• **Written exercise**: Give all of the lines again, with nothing added or dropped.

• **Given records**:
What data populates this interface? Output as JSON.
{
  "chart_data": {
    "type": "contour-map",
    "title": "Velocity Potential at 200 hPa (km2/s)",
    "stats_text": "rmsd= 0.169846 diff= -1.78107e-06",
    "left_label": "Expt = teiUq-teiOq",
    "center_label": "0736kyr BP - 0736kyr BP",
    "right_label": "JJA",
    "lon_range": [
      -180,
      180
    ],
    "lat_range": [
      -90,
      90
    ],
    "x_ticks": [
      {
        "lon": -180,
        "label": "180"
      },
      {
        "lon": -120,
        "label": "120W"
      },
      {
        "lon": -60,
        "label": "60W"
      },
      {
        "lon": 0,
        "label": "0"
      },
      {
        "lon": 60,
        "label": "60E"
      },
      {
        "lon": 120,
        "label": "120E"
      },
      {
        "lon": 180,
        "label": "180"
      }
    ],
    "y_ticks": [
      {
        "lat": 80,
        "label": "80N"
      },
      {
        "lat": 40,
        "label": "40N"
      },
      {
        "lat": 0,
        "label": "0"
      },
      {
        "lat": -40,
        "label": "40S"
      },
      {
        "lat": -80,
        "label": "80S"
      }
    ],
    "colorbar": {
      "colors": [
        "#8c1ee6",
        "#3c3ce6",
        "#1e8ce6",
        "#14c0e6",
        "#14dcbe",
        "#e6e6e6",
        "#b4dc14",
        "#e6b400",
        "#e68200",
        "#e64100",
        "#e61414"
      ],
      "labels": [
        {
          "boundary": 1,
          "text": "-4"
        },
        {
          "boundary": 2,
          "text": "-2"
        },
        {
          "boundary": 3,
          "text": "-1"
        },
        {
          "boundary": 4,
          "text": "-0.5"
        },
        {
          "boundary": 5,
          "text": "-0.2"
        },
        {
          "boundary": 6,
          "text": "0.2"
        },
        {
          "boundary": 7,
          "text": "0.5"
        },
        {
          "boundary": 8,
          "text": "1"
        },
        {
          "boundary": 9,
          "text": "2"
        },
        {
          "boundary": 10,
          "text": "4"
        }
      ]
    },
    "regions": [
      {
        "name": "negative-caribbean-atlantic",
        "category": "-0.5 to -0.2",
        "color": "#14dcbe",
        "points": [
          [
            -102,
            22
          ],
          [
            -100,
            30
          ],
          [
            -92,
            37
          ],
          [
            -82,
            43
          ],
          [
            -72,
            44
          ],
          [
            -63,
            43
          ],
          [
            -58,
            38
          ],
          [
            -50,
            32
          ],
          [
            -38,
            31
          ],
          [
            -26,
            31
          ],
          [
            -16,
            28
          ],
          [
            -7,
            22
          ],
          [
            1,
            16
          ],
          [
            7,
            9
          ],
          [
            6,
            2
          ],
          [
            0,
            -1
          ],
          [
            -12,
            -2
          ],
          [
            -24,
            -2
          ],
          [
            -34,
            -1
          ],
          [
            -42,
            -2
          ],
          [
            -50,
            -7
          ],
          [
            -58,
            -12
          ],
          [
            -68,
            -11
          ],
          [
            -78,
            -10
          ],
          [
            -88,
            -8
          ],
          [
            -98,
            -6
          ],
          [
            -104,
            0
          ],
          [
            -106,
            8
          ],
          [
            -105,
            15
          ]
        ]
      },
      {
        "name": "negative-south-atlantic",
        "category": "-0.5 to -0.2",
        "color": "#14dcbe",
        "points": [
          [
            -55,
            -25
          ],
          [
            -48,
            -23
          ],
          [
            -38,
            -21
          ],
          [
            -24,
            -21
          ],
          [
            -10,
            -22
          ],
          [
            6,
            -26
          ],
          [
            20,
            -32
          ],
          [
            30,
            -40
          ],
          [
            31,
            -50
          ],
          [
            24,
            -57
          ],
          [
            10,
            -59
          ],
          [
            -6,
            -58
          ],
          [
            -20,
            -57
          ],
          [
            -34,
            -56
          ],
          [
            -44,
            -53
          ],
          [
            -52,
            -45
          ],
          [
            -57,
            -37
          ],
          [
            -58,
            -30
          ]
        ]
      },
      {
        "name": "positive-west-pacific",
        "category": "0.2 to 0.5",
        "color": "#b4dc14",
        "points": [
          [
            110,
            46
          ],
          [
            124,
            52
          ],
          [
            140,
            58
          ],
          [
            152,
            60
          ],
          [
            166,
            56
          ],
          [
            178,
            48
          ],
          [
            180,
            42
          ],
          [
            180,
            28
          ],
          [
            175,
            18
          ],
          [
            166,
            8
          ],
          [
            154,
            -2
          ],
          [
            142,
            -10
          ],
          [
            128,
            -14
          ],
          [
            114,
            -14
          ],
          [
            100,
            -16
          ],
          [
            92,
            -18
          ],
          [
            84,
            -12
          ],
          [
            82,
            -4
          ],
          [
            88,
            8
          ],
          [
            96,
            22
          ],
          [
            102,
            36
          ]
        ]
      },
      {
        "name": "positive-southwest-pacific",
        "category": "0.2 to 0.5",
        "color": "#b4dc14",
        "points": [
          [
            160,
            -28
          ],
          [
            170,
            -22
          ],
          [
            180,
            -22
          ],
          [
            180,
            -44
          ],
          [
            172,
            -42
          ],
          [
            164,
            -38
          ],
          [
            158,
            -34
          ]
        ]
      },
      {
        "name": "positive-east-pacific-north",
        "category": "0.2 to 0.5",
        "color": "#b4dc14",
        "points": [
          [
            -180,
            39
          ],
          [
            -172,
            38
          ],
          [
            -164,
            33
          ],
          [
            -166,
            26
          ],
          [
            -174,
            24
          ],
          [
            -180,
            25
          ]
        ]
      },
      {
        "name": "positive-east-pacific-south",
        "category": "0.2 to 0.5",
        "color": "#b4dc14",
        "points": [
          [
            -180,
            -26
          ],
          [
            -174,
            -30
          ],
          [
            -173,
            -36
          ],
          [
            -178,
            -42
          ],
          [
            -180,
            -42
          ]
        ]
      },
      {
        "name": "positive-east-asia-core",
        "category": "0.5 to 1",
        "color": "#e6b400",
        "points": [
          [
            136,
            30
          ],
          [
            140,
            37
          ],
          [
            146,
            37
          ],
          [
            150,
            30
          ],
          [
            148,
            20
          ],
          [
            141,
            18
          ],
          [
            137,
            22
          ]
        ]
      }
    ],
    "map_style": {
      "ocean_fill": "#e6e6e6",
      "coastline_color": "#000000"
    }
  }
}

• **Written reply**:
What data populates this interface? Output as JSON.
{
  "chart_data": {
    "type": "contour-map",
    "title": "Velocity Potential at 200 hPa (km2/s)",
    "stats_text": "rmsd= 0.169846 diff= -1.78107e-06",
    "left_label": "Expt = teiUq-teiOq",
    "center_label": "0736kyr BP - 0736kyr BP",
    "right_label": "JJA",
    "lon_range": [
      -180,
      180
    ],
    "lat_range": [
      -90,
      90
    ],
    "x_ticks": [
      {
        "lon": -180,
        "label": "180"
      },
      {
        "lon": -120,
        "label": "120W"
      },
      {
        "lon": -60,
        "label": "60W"
      },
      {
        "lon": 0,
        "label": "0"
      },
      {
        "lon": 60,
        "label": "60E"
      },
      {
        "lon": 120,
        "label": "120E"
      },
      {
        "lon": 180,
        "label": "180"
      }
    ],
    "y_ticks": [
      {
        "lat": 80,
        "label": "80N"
      },
      {
        "lat": 40,
        "label": "40N"
      },
      {
        "lat": 0,
        "label": "0"
      },
      {
        "lat": -40,
        "label": "40S"
      },
      {
        "lat": -80,
        "label": "80S"
      }
    ],
    "colorbar": {
      "colors": [
        "#8c1ee6",
        "#3c3ce6",
        "#1e8ce6",
        "#14c0e6",
        "#14dcbe",
        "#e6e6e6",
        "#b4dc14",
        "#e6b400",
        "#e68200",
        "#e64100",
        "#e61414"
      ],
      "labels": [
        {
          "boundary": 1,
          "text": "-4"
        },
        {
          "boundary": 2,
          "text": "-2"
        },
        {
          "boundary": 3,
          "text": "-1"
        },
        {
          "boundary": 4,
          "text": "-0.5"
        },
        {
          "boundary": 5,
          "text": "-0.2"
        },
        {
          "boundary": 6,
          "text": "0.2"
        },
        {
          "boundary": 7,
          "text": "0.5"
        },
        {
          "boundary": 8,
          "text": "1"
        },
        {
          "boundary": 9,
          "text": "2"
        },
        {
          "boundary": 10,
          "text": "4"
        }
      ]
    },
    "regions": [
      {
        "name": "negative-caribbean-atlantic",
        "category": "-0.5 to -0.2",
        "color": "#14dcbe",
        "points": [
          [
            -102,
            22
          ],
          [
            -100,
            30
          ],
          [
            -92,
            37
          ],
          [
            -82,
            43
          ],
          [
            -72,
            44
          ],
          [
            -63,
            43
          ],
          [
            -58,
            38
          ],
          [
            -50,
            32
          ],
          [
            -38,
            31
          ],
          [
            -26,
            31
          ],
          [
            -16,
            28
          ],
          [
            -7,
            22
          ],
          [
            1,
            16
          ],
          [
            7,
            9
          ],
          [
            6,
            2
          ],
          [
            0,
            -1
          ],
          [
            -12,
            -2
          ],
          [
            -24,
            -2
          ],
          [
            -34,
            -1
          ],
          [
            -42,
            -2
          ],
          [
            -50,
            -7
          ],
          [
            -58,
            -12
          ],
          [
            -68,
            -11
          ],
          [
            -78,
            -10
          ],
          [
            -88,
            -8
          ],
          [
            -98,
            -6
          ],
          [
            -104,
            0
          ],
          [
            -106,
            8
          ],
          [
            -105,
            15
          ]
        ]
      },
      {
        "name": "negative-south-atlantic",
        "category": "-0.5 to -0.2",
        "color": "#14dcbe",
        "points": [
          [
            -55,
            -25
          ],
          [
            -48,
            -23
          ],
          [
            -38,
            -21
          ],
          [
            -24,
            -21
          ],
          [
            -10,
            -22
          ],
          [
            6,
            -26
          ],
          [
            20,
            -32
          ],
          [
            30,
            -40
          ],
          [
            31,
            -50
          ],
          [
            24,
            -57
          ],
          [
            10,
            -59
          ],
          [
            -6,
            -58
          ],
          [
            -20,
            -57
          ],
          [
            -34,
            -56
          ],
          [
            -44,
            -53
          ],
          [
            -52,
            -45
          ],
          [
            -57,
            -37
          ],
          [
            -58,
            -30
          ]
        ]
      },
      {
        "name": "positive-west-pacific",
        "category": "0.2 to 0.5",
        "color": "#b4dc14",
        "points": [
          [
            110,
            46
          ],
          [
            124,
            52
          ],
          [
            140,
            58
          ],
          [
            152,
            60
          ],
          [
            166,
            56
          ],
          [
            178,
            48
          ],
          [
            180,
            42
          ],
          [
            180,
            28
          ],
          [
            175,
            18
          ],
          [
            166,
            8
          ],
          [
            154,
            -2
          ],
          [
            142,
            -10
          ],
          [
            128,
            -14
          ],
          [
            114,
            -14
          ],
          [
            100,
            -16
          ],
          [
            92,
            -18
          ],
          [
            84,
            -12
          ],
          [
            82,
            -4
          ],
          [
            88,
            8
          ],
          [
            96,
            22
          ],
          [
            102,
            36
          ]
        ]
      },
      {
        "name": "positive-southwest-pacific",
        "category": "0.2 to 0.5",
        "color": "#b4dc14",
        "points": [
          [
            160,
            -28
          ],
          [
            170,
            -22
          ],
          [
            180,
            -22
          ],
          [
            180,
            -44
          ],
          [
            172,
            -42
          ],
          [
            164,
            -38
          ],
          [
            158,
            -34
          ]
        ]
      },
      {
        "name": "positive-east-pacific-north",
        "category": "0.2 to 0.5",
        "color": "#b4dc14",
        "points": [
          [
            -180,
            39
          ],
          [
            -172,
            38
          ],
          [
            -164,
            33
          ],
          [
            -166,
            26
          ],
          [
            -174,
            24
          ],
          [
            -180,
            25
          ]
        ]
      },
      {
        "name": "positive-east-pacific-south",
        "category": "0.2 to 0.5",
        "color": "#b4dc14",
        "points": [
          [
            -180,
            -26
          ],
          [
            -174,
            -30
          ],
          [
            -173,
            -36
          ],
          [
            -178,
            -42
          ],
          [
            -180,
            -42
          ]
        ]
      },
      {
        "name": "positive-east-asia-core",
        "category": "0.5 to 1",
        "color": "#e6b400",
        "points": [
          [
            136,
            30
          ],
          [
            140,
            37
          ],
          [
            146,
            37
          ],
          [
            150,
            30
          ],
          [
            148,
            20
          ],
          [
            141,
            18
          ],
          [
            137,
            22
          ]
        ]
      }
    ],
    "map_style": {
      "ocean_fill": "#e6e6e6",
      "coastline_color": "#000000"
    }
  }
}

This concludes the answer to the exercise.